Start of MATERIAL PROVIDED

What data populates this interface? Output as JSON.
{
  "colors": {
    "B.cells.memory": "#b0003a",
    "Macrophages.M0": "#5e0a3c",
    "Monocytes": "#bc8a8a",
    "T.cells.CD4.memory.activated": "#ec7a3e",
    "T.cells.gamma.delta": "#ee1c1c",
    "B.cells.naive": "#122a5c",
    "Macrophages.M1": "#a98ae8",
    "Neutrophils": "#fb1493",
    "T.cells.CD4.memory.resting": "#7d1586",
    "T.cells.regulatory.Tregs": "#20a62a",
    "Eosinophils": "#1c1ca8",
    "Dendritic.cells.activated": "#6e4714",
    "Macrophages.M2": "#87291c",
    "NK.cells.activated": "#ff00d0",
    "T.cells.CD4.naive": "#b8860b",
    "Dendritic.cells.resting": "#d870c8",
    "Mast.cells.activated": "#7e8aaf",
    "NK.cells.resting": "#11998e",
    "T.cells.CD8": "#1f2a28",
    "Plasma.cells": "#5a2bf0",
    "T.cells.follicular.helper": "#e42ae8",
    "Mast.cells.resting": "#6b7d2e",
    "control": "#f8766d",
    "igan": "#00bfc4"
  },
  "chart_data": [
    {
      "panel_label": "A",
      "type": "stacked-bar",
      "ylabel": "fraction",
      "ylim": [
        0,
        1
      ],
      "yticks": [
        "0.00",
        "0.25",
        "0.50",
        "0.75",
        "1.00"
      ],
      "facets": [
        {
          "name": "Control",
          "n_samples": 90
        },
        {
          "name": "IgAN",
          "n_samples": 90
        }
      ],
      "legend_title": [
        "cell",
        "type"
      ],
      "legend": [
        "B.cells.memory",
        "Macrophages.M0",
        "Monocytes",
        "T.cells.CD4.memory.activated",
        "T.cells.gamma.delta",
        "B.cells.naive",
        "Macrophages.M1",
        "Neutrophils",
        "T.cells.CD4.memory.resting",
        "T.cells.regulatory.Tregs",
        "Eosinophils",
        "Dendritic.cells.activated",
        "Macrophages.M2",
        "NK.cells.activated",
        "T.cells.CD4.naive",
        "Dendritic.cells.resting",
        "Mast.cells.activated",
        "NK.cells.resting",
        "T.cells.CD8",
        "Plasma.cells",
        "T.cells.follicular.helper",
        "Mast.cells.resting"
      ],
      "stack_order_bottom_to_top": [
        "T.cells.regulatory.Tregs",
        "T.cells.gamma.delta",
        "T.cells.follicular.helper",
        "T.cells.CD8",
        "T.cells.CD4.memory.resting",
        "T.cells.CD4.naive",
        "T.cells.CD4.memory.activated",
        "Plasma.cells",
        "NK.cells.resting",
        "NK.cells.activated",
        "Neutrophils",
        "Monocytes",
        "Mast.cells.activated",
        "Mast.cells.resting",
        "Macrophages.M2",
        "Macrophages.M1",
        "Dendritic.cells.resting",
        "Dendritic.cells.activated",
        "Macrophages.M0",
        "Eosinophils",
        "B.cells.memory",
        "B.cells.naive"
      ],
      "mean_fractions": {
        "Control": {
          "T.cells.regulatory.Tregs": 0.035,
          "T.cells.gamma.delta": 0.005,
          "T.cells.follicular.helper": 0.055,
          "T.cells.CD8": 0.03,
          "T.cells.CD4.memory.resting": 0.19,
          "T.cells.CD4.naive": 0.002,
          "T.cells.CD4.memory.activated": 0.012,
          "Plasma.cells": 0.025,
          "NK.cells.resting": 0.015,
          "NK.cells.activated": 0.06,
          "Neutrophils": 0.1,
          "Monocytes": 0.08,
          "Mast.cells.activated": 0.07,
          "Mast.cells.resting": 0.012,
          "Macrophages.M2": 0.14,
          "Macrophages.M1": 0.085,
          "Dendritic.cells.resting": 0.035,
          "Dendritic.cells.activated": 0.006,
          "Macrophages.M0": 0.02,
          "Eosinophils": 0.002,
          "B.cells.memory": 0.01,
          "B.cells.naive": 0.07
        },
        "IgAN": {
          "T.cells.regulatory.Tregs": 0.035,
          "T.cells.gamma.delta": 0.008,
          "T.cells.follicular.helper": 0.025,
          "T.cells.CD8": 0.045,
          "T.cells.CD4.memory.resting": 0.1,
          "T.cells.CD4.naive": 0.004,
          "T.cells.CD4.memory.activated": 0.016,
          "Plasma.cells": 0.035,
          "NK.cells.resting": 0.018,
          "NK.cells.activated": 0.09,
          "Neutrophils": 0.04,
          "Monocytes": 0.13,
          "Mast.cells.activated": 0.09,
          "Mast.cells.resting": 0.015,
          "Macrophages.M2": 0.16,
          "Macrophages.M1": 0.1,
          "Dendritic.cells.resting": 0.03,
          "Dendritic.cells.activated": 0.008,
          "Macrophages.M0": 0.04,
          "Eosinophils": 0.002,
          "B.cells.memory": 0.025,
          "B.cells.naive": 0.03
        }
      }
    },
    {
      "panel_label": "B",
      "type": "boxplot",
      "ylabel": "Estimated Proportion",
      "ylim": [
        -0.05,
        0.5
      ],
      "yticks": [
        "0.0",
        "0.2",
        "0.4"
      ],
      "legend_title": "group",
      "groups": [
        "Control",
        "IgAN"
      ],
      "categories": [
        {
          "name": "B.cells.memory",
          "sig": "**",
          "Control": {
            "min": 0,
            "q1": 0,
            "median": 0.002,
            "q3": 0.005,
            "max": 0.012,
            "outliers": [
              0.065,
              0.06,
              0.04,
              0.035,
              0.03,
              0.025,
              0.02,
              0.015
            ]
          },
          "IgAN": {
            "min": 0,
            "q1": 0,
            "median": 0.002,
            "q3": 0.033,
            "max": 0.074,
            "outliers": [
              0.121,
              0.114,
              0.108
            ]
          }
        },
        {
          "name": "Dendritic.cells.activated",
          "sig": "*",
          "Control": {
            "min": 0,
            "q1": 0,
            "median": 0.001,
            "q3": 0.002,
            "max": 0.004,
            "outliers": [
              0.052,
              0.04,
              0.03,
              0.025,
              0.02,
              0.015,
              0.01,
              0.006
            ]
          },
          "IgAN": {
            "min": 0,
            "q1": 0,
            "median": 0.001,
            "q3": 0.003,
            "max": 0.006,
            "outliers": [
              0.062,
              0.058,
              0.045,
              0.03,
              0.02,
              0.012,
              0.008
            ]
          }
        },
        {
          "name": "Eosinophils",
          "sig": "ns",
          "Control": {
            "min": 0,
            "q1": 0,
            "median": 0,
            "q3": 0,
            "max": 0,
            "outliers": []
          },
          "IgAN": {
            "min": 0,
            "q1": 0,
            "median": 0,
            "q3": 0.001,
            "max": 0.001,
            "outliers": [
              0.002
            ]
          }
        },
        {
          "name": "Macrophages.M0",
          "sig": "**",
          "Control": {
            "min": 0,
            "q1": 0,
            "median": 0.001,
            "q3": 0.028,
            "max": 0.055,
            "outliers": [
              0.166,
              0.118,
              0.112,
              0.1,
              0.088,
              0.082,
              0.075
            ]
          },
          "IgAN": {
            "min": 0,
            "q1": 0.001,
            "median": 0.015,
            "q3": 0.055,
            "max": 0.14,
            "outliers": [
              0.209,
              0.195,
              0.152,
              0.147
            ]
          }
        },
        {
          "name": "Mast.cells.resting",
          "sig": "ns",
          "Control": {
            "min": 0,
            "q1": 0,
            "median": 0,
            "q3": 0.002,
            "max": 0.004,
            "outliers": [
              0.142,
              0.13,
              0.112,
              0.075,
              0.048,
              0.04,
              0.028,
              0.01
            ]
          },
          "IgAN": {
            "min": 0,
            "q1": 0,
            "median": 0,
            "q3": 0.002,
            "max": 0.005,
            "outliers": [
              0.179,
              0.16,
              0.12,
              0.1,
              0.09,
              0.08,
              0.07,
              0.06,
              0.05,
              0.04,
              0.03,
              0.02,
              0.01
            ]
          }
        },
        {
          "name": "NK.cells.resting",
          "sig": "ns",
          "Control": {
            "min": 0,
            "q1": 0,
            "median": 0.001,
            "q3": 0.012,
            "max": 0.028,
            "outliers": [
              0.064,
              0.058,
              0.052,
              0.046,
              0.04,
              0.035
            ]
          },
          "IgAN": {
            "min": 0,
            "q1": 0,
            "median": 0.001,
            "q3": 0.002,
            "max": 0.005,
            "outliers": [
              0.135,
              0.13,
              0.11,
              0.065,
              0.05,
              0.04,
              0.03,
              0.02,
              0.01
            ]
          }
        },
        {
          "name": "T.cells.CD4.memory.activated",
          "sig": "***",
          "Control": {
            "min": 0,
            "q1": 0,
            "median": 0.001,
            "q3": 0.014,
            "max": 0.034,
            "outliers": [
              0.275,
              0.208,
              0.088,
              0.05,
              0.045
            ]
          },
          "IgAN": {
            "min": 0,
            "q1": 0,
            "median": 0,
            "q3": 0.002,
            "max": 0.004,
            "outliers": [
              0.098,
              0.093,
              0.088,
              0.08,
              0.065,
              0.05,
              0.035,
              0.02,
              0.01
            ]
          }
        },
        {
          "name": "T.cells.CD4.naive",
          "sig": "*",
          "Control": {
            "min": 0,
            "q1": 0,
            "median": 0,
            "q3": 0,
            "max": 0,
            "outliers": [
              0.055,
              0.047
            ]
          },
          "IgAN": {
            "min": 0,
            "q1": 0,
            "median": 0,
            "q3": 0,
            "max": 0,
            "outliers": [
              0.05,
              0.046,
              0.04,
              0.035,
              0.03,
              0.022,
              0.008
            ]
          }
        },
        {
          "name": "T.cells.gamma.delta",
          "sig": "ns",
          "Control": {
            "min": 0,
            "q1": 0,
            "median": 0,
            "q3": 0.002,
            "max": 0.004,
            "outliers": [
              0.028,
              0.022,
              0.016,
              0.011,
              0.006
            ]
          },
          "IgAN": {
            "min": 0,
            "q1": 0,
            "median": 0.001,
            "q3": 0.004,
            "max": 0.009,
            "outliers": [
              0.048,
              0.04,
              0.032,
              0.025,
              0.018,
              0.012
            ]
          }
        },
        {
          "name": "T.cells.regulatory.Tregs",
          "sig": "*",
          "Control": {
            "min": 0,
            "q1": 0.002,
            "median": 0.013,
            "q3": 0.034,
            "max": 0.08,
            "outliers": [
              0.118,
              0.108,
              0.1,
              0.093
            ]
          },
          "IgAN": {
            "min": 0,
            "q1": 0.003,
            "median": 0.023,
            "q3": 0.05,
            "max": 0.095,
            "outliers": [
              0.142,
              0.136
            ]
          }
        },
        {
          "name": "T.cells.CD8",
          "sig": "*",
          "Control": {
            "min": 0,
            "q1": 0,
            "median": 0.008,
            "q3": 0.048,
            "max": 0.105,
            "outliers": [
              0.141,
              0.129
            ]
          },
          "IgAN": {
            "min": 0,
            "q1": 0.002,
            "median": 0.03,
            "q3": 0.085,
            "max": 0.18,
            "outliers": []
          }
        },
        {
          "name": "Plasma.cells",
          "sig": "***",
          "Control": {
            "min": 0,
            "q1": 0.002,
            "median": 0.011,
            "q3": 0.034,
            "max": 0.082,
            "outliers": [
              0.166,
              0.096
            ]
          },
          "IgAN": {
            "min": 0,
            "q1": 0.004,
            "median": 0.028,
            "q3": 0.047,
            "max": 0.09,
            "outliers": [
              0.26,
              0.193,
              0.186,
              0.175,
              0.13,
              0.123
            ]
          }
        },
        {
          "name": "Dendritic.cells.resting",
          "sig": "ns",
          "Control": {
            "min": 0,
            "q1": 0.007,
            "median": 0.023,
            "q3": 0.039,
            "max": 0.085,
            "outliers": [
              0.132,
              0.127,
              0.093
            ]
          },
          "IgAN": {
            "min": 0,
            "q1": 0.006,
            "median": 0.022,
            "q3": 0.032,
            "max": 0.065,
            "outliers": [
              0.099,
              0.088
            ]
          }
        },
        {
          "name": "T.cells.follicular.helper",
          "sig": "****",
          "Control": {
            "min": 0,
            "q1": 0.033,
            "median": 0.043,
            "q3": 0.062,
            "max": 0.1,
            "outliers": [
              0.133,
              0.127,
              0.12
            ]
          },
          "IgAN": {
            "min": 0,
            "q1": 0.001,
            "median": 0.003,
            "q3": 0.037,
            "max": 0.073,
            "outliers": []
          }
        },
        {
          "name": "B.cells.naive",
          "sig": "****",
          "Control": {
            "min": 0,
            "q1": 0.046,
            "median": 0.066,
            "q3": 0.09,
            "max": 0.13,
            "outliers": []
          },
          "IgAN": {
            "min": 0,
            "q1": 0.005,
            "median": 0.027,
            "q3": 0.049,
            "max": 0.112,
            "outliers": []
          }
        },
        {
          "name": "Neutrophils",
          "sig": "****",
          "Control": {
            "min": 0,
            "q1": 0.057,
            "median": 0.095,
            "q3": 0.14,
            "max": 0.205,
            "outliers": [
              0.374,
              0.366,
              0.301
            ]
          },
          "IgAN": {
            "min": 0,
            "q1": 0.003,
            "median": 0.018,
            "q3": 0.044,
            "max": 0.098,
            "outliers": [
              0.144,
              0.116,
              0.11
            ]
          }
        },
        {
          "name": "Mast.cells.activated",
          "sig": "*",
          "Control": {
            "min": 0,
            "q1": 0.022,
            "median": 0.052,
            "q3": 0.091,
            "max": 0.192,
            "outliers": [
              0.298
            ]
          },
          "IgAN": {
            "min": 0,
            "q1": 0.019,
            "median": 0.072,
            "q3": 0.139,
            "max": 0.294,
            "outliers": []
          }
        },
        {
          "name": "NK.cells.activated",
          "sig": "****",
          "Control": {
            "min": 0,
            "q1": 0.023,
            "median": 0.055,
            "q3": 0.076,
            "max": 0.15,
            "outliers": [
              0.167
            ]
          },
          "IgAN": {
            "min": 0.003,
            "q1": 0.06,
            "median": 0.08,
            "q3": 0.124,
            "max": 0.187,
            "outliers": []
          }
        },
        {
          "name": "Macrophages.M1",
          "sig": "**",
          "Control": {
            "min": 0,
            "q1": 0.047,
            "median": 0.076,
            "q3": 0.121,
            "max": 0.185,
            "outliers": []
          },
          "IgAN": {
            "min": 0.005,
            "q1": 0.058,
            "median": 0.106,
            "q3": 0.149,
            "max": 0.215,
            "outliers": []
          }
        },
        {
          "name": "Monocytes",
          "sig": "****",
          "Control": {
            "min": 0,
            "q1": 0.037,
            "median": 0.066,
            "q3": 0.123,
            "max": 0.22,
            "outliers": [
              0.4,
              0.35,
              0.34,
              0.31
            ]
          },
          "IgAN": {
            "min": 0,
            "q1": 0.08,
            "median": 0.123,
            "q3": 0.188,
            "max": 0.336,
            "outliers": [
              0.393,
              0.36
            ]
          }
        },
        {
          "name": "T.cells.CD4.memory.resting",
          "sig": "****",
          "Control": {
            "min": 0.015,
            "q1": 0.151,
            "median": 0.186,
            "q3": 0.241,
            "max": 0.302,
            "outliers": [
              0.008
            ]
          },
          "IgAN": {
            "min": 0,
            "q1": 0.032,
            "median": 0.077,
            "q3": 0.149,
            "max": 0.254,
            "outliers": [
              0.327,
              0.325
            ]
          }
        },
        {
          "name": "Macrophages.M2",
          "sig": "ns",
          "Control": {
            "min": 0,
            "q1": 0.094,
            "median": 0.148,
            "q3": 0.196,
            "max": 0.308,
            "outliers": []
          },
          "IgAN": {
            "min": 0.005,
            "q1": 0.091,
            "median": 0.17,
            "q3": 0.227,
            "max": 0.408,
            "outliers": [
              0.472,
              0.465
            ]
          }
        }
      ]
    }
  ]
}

End of MATERIAL PROVIDED

**WRITTEN PROBLEM:**
Gather all lines with the string "Plasma" from the data.

**ANSWER BELOW:**
    "Plasma.cells": "#5a2bf0",
        "Plasma.cells",
        "Plasma.cells",
          "Plasma.cells": 0.025,
          "Plasma.cells": 0.035,
          "name": "Plasma.cells",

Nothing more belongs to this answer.